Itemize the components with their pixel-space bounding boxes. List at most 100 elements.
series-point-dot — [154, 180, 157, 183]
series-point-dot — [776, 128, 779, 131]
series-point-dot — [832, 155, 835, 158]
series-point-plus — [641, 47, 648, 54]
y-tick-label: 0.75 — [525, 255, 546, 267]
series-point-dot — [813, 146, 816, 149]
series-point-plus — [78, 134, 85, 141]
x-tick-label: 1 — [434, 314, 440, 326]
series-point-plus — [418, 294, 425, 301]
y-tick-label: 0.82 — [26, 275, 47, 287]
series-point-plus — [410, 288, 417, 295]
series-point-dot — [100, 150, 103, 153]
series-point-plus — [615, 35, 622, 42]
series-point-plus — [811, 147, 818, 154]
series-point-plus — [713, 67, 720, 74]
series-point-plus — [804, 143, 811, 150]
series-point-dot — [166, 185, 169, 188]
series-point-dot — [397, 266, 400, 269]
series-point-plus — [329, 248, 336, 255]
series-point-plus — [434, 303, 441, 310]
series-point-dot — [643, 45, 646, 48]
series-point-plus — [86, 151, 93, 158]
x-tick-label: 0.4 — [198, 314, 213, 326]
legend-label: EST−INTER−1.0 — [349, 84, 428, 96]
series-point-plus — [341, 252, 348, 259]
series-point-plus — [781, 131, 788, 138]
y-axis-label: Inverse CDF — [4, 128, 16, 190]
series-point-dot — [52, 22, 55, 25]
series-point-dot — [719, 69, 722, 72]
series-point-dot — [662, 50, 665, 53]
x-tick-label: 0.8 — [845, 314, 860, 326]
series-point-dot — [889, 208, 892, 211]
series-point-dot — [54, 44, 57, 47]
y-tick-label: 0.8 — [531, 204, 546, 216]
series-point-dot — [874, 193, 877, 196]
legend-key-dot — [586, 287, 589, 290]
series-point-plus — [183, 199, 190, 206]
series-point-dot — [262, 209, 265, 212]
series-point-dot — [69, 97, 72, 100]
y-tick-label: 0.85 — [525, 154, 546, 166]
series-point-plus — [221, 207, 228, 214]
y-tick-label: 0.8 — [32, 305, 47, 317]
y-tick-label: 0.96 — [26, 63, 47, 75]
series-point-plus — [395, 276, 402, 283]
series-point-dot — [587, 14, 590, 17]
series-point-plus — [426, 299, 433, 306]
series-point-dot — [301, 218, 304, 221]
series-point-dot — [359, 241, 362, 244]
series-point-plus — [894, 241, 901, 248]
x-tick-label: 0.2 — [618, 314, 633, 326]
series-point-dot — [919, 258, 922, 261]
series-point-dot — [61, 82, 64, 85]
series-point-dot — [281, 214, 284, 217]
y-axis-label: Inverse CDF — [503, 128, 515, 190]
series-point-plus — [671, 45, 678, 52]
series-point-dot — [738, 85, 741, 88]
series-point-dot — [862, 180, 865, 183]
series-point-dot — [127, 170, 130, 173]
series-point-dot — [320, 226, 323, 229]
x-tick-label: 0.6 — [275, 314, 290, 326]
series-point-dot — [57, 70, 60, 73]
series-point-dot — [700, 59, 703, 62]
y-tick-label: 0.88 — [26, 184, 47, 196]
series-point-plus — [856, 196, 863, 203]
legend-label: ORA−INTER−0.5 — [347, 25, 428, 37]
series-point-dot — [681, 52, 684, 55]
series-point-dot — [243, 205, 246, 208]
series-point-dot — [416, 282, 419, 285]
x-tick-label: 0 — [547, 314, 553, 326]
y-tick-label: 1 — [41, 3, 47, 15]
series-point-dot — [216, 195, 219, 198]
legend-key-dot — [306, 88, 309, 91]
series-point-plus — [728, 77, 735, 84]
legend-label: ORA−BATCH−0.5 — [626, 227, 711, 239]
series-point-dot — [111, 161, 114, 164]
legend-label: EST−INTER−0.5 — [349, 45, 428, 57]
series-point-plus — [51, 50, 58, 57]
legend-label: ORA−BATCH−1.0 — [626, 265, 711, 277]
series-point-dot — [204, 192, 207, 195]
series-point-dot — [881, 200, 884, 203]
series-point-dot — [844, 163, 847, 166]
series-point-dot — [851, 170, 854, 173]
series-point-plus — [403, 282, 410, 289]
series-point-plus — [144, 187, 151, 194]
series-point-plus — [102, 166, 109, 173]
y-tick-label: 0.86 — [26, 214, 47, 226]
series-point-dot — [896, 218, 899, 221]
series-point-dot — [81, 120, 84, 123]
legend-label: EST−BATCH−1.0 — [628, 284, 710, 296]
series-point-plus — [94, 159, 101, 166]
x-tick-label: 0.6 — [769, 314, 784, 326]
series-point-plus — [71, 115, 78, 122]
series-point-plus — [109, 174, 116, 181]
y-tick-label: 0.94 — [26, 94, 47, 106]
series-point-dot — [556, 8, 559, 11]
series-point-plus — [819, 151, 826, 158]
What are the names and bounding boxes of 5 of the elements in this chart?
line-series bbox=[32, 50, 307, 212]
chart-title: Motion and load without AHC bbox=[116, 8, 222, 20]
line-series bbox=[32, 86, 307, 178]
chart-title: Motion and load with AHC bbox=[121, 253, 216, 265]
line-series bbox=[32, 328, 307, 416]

Given problem –
Render every entry above as a numbered list, omitting any blank lines.

Exercise answer –
1. Itemize the components with their pixel-space bounding boxes. List at most 100 elements.
2. series-point-dot — [154, 180, 157, 183]
3. series-point-dot — [776, 128, 779, 131]
4. series-point-dot — [832, 155, 835, 158]
5. series-point-plus — [641, 47, 648, 54]
6. y-tick-label: 0.75 — [525, 255, 546, 267]
7. series-point-dot — [813, 146, 816, 149]
8. series-point-plus — [78, 134, 85, 141]
9. x-tick-label: 1 — [434, 314, 440, 326]
10. series-point-plus — [418, 294, 425, 301]
11. y-tick-label: 0.82 — [26, 275, 47, 287]
12. series-point-plus — [410, 288, 417, 295]
13. series-point-dot — [100, 150, 103, 153]
14. series-point-plus — [615, 35, 622, 42]
15. series-point-plus — [811, 147, 818, 154]
16. series-point-plus — [713, 67, 720, 74]
17. series-point-plus — [804, 143, 811, 150]
18. series-point-dot — [166, 185, 169, 188]
19. series-point-dot — [397, 266, 400, 269]
20. series-point-plus — [329, 248, 336, 255]
21. series-point-plus — [434, 303, 441, 310]
22. series-point-dot — [643, 45, 646, 48]
23. series-point-plus — [86, 151, 93, 158]
24. x-tick-label: 0.4 — [198, 314, 213, 326]
25. legend-label: EST−INTER−1.0 — [349, 84, 428, 96]
26. series-point-plus — [341, 252, 348, 259]
27. series-point-plus — [781, 131, 788, 138]
28. y-axis-label: Inverse CDF — [4, 128, 16, 190]
29. series-point-dot — [52, 22, 55, 25]
30. series-point-dot — [719, 69, 722, 72]
31. series-point-dot — [662, 50, 665, 53]
32. x-tick-label: 0.8 — [845, 314, 860, 326]
33. series-point-dot — [889, 208, 892, 211]
34. series-point-dot — [54, 44, 57, 47]
35. y-tick-label: 0.8 — [531, 204, 546, 216]
36. series-point-dot — [874, 193, 877, 196]
37. legend-key-dot — [586, 287, 589, 290]
38. series-point-plus — [183, 199, 190, 206]
39. series-point-dot — [262, 209, 265, 212]
40. series-point-dot — [69, 97, 72, 100]
41. y-tick-label: 0.85 — [525, 154, 546, 166]
42. series-point-plus — [221, 207, 228, 214]
43. y-tick-label: 0.8 — [32, 305, 47, 317]
44. y-tick-label: 0.96 — [26, 63, 47, 75]
45. series-point-plus — [395, 276, 402, 283]
46. series-point-dot — [587, 14, 590, 17]
47. series-point-plus — [426, 299, 433, 306]
48. series-point-dot — [301, 218, 304, 221]
49. series-point-dot — [359, 241, 362, 244]
50. series-point-plus — [894, 241, 901, 248]
51. x-tick-label: 0.2 — [618, 314, 633, 326]
52. series-point-dot — [919, 258, 922, 261]
53. series-point-dot — [61, 82, 64, 85]
54. series-point-dot — [281, 214, 284, 217]
55. y-axis-label: Inverse CDF — [503, 128, 515, 190]
56. series-point-plus — [671, 45, 678, 52]
57. series-point-dot — [738, 85, 741, 88]
58. series-point-dot — [862, 180, 865, 183]
59. series-point-dot — [127, 170, 130, 173]
60. series-point-dot — [320, 226, 323, 229]
61. x-tick-label: 0.6 — [275, 314, 290, 326]
62. series-point-dot — [57, 70, 60, 73]
63. series-point-dot — [700, 59, 703, 62]
64. y-tick-label: 0.88 — [26, 184, 47, 196]
65. series-point-plus — [856, 196, 863, 203]
66. legend-label: ORA−INTER−0.5 — [347, 25, 428, 37]
67. series-point-dot — [681, 52, 684, 55]
68. series-point-dot — [243, 205, 246, 208]
69. series-point-dot — [416, 282, 419, 285]
70. x-tick-label: 0 — [547, 314, 553, 326]
71. y-tick-label: 1 — [41, 3, 47, 15]
72. series-point-dot — [216, 195, 219, 198]
73. legend-key-dot — [306, 88, 309, 91]
74. series-point-plus — [728, 77, 735, 84]
75. legend-label: ORA−BATCH−0.5 — [626, 227, 711, 239]
76. series-point-dot — [111, 161, 114, 164]
77. legend-label: EST−INTER−0.5 — [349, 45, 428, 57]
78. series-point-plus — [51, 50, 58, 57]
79. legend-label: ORA−BATCH−1.0 — [626, 265, 711, 277]
80. series-point-dot — [204, 192, 207, 195]
81. series-point-dot — [881, 200, 884, 203]
82. series-point-dot — [844, 163, 847, 166]
83. series-point-dot — [851, 170, 854, 173]
84. series-point-plus — [403, 282, 410, 289]
85. series-point-plus — [144, 187, 151, 194]
86. series-point-plus — [102, 166, 109, 173]
87. y-tick-label: 0.86 — [26, 214, 47, 226]
88. series-point-dot — [896, 218, 899, 221]
89. series-point-dot — [81, 120, 84, 123]
90. legend-label: EST−BATCH−1.0 — [628, 284, 710, 296]
91. series-point-plus — [94, 159, 101, 166]
92. x-tick-label: 0.6 — [769, 314, 784, 326]
93. series-point-plus — [71, 115, 78, 122]
94. series-point-plus — [109, 174, 116, 181]
95. y-tick-label: 0.94 — [26, 94, 47, 106]
96. series-point-dot — [556, 8, 559, 11]
97. series-point-plus — [819, 151, 826, 158]
98. What are the names and bounding boxes of 5 of the elements in this chart?
99. line-series bbox=[32, 50, 307, 212]
100. chart-title: Motion and load without AHC bbox=[116, 8, 222, 20]
101. line-series bbox=[32, 86, 307, 178]
102. chart-title: Motion and load with AHC bbox=[121, 253, 216, 265]
103. line-series bbox=[32, 328, 307, 416]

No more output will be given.